EXERCISE GOAL> Look for the string "обеспечение" in every line, and copy each line that has it.
+++++
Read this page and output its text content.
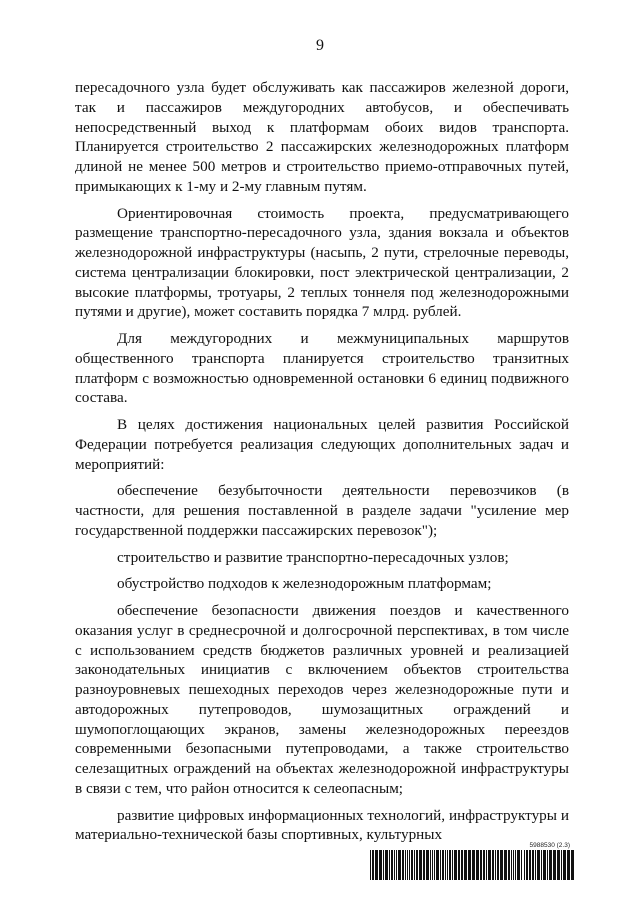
9

пересадочного узла будет обслуживать как пассажиров железной дороги, так и пассажиров междугородних автобусов, и обеспечивать непосредственный выход к платформам обоих видов транспорта. Планируется строительство 2 пассажирских железнодорожных платформ длиной не менее 500 метров и строительство приемо-отправочных путей, примыкающих к 1-му и 2-му главным путям.

Ориентировочная стоимость проекта, предусматривающего размещение транспортно-пересадочного узла, здания вокзала и объектов железнодорожной инфраструктуры (насыпь, 2 пути, стрелочные переводы, система централизации блокировки, пост электрической централизации, 2 высокие платформы, тротуары, 2 теплых тоннеля под железнодорожными путями и другие), может составить порядка 7 млрд. рублей.

Для междугородних и межмуниципальных маршрутов общественного транспорта планируется строительство транзитных платформ с возможностью одновременной остановки 6 единиц подвижного состава.

В целях достижения национальных целей развития Российской Федерации потребуется реализация следующих дополнительных задач и мероприятий:

обеспечение безубыточности деятельности перевозчиков (в частности, для решения поставленной в разделе задачи "усиление мер государственной поддержки пассажирских перевозок");

строительство и развитие транспортно-пересадочных узлов;

обустройство подходов к железнодорожным платформам;

обеспечение безопасности движения поездов и качественного оказания услуг в среднесрочной и долгосрочной перспективах, в том числе с использованием средств бюджетов различных уровней и реализацией законодательных инициатив с включением объектов строительства разноуровневых пешеходных переходов через железнодорожные пути и автодорожных путепроводов, шумозащитных ограждений и шумопоглощающих экранов, замены железнодорожных переездов современными безопасными путепроводами, а также строительство селезащитных ограждений на объектах железнодорожной инфраструктуры в связи с тем, что район относится к селеопасным;

развитие цифровых информационных технологий, инфраструктуры и материально-технической базы спортивных, культурных

5988530 (2.3)
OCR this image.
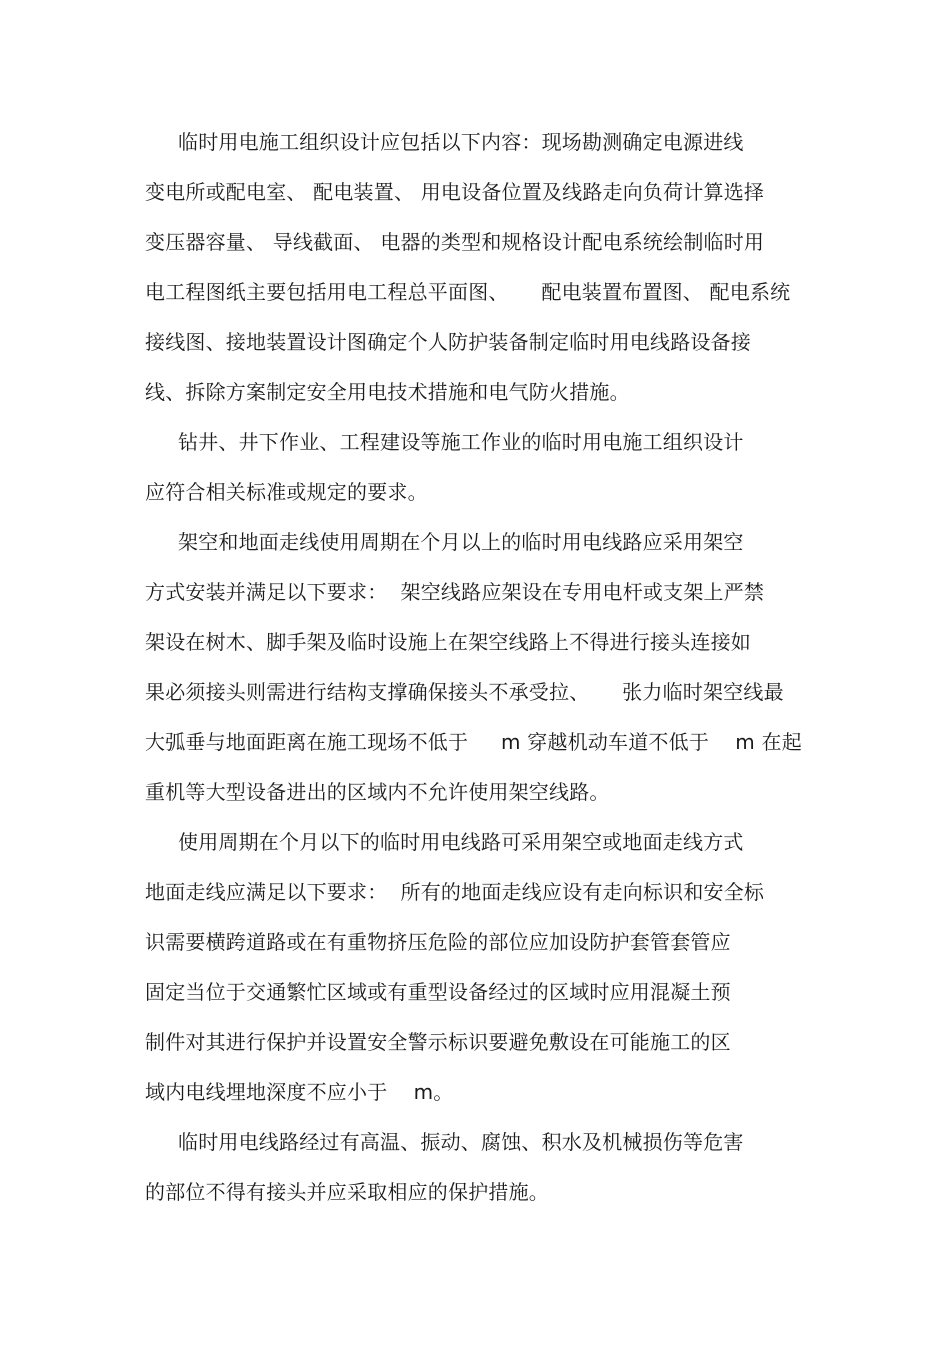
临时用电施工组织设计应包括以下内容：现场勘测确定电源进线
变电所或配电室、 配电装置、 用电设备位置及线路走向负荷计算选择
变压器容量、 导线截面、 电器的类型和规格设计配电系统绘制临时用
电工程图纸主要包括用电工程总平面图、     配电装置布置图、 配电系统
接线图、接地装置设计图确定个人防护装备制定临时用电线路设备接
线、拆除方案制定安全用电技术措施和电气防火措施。
钻井、井下作业、工程建设等施工作业的临时用电施工组织设计
应符合相关标准或规定的要求。
架空和地面走线使用周期在个月以上的临时用电线路应采用架空
方式安装并满足以下要求：  架空线路应架设在专用电杆或支架上严禁
架设在树木、脚手架及临时设施上在架空线路上不得进行接头连接如
果必须接头则需进行结构支撑确保接头不承受拉、     张力临时架空线最
大弧垂与地面距离在施工现场不低于     m 穿越机动车道不低于    m 在起
重机等大型设备进出的区域内不允许使用架空线路。
使用周期在个月以下的临时用电线路可采用架空或地面走线方式
地面走线应满足以下要求：  所有的地面走线应设有走向标识和安全标
识需要横跨道路或在有重物挤压危险的部位应加设防护套管套管应
固定当位于交通繁忙区域或有重型设备经过的区域时应用混凝土预
制件对其进行保护并设置安全警示标识要避免敷设在可能施工的区
域内电线埋地深度不应小于    m。
临时用电线路经过有高温、振动、腐蚀、积水及机械损伤等危害
的部位不得有接头并应采取相应的保护措施。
+++++
SOLUTION>
обеспечение безубыточности деятельности перевозчиков (в частности, для решения поставленной в разделе задачи "усиление мер государственной поддержки пассажирских перевозок");
обеспечение безопасности движения поездов и качественного оказания услуг в среднесрочной и долгосрочной перспективах, в том числе с использованием средств бюджетов различных уровней и реализацией законодательных инициатив с включением объектов строительства разноуровневых пешеходных переходов через железнодорожные пути и автодорожных путепроводов, шумозащитных ограждений и шумопоглощающих экранов, замены железнодорожных переездов современными безопасными путепроводами, а также строительство селезащитных ограждений на объектах железнодорожной инфраструктуры в связи с тем, что район относится к селеопасным;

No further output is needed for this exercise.